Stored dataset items
-=-=-=-=-

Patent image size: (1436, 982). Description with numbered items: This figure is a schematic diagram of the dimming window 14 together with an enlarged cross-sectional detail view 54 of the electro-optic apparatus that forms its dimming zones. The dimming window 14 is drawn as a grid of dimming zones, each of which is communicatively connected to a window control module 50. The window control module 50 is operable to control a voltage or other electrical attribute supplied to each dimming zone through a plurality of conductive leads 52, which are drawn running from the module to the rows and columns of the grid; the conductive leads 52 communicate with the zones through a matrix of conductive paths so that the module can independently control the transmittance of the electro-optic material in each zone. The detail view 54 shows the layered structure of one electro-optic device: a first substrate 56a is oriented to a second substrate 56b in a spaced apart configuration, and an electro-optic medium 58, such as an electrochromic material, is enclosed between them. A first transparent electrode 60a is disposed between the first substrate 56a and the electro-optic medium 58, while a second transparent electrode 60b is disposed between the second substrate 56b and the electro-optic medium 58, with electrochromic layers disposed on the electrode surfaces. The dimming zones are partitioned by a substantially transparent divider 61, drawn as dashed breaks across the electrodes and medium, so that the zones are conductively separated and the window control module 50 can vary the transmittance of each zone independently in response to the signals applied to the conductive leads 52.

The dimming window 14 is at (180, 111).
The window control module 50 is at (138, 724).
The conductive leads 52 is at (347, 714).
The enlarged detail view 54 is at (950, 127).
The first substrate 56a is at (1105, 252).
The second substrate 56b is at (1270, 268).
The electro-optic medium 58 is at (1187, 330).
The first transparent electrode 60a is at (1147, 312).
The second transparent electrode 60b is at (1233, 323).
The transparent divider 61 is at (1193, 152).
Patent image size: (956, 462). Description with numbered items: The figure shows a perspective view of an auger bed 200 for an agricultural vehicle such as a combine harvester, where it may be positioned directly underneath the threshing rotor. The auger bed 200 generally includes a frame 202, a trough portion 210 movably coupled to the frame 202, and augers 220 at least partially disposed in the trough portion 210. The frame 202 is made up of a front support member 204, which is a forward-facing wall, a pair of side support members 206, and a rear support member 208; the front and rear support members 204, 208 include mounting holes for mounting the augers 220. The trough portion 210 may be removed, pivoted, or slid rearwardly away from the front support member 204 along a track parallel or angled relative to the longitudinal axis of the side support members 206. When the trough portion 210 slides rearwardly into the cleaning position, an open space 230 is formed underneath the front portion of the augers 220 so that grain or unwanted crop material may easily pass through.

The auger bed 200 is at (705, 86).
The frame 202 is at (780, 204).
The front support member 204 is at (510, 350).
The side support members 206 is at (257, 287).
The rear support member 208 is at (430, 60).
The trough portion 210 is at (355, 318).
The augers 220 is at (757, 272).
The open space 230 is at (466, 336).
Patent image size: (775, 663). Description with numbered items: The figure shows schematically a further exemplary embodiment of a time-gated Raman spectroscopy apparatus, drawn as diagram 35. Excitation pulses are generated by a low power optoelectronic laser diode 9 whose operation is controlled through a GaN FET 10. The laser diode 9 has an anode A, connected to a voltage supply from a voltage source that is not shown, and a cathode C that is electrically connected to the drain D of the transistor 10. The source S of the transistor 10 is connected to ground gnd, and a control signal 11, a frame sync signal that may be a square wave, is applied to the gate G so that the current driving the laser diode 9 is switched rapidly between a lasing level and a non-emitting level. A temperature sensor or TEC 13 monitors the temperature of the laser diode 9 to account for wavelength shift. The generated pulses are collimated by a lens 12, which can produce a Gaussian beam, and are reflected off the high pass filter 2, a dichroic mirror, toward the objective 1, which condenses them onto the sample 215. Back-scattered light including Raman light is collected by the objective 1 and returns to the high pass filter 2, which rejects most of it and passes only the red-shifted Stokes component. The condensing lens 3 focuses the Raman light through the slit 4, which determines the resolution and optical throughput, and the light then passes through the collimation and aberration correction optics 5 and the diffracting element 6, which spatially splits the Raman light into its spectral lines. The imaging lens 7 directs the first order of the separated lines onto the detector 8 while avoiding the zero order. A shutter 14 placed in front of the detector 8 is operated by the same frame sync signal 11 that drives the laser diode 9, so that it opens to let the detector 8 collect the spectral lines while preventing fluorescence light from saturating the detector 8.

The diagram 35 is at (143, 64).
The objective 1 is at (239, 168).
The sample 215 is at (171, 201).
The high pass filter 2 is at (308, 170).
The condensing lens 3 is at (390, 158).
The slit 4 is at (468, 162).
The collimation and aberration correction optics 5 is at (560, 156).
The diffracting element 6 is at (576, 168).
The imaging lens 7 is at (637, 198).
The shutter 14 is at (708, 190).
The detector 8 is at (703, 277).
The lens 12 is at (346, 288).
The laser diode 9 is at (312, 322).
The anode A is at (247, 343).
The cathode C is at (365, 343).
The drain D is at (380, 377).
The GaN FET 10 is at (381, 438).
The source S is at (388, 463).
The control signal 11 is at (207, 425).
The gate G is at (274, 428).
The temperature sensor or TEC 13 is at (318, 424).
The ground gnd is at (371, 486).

-=-=-=-=-

■ **Set exercise**
Retype the lines above without any changes, starting at the line that contains "Patent image size: (956, 462)." and ending at the line that contains "The open space 230 is at (466, 336).", both included.

■ **Exercise response**
Patent image size: (956, 462). Description with numbered items: The figure shows a perspective view of an auger bed 200 for an agricultural vehicle such as a combine harvester, where it may be positioned directly underneath the threshing rotor. The auger bed 200 generally includes a frame 202, a trough portion 210 movably coupled to the frame 202, and augers 220 at least partially disposed in the trough portion 210. The frame 202 is made up of a front support member 204, which is a forward-facing wall, a pair of side support members 206, and a rear support member 208; the front and rear support members 204, 208 include mounting holes for mounting the augers 220. The trough portion 210 may be removed, pivoted, or slid rearwardly away from the front support member 204 along a track parallel or angled relative to the longitudinal axis of the side support members 206. When the trough portion 210 slides rearwardly into the cleaning position, an open space 230 is formed underneath the front portion of the augers 220 so that grain or unwanted crop material may easily pass through.

The auger bed 200 is at (705, 86).
The frame 202 is at (780, 204).
The front support member 204 is at (510, 350).
The side support members 206 is at (257, 287).
The rear support member 208 is at (430, 60).
The trough portion 210 is at (355, 318).
The augers 220 is at (757, 272).
The open space 230 is at (466, 336).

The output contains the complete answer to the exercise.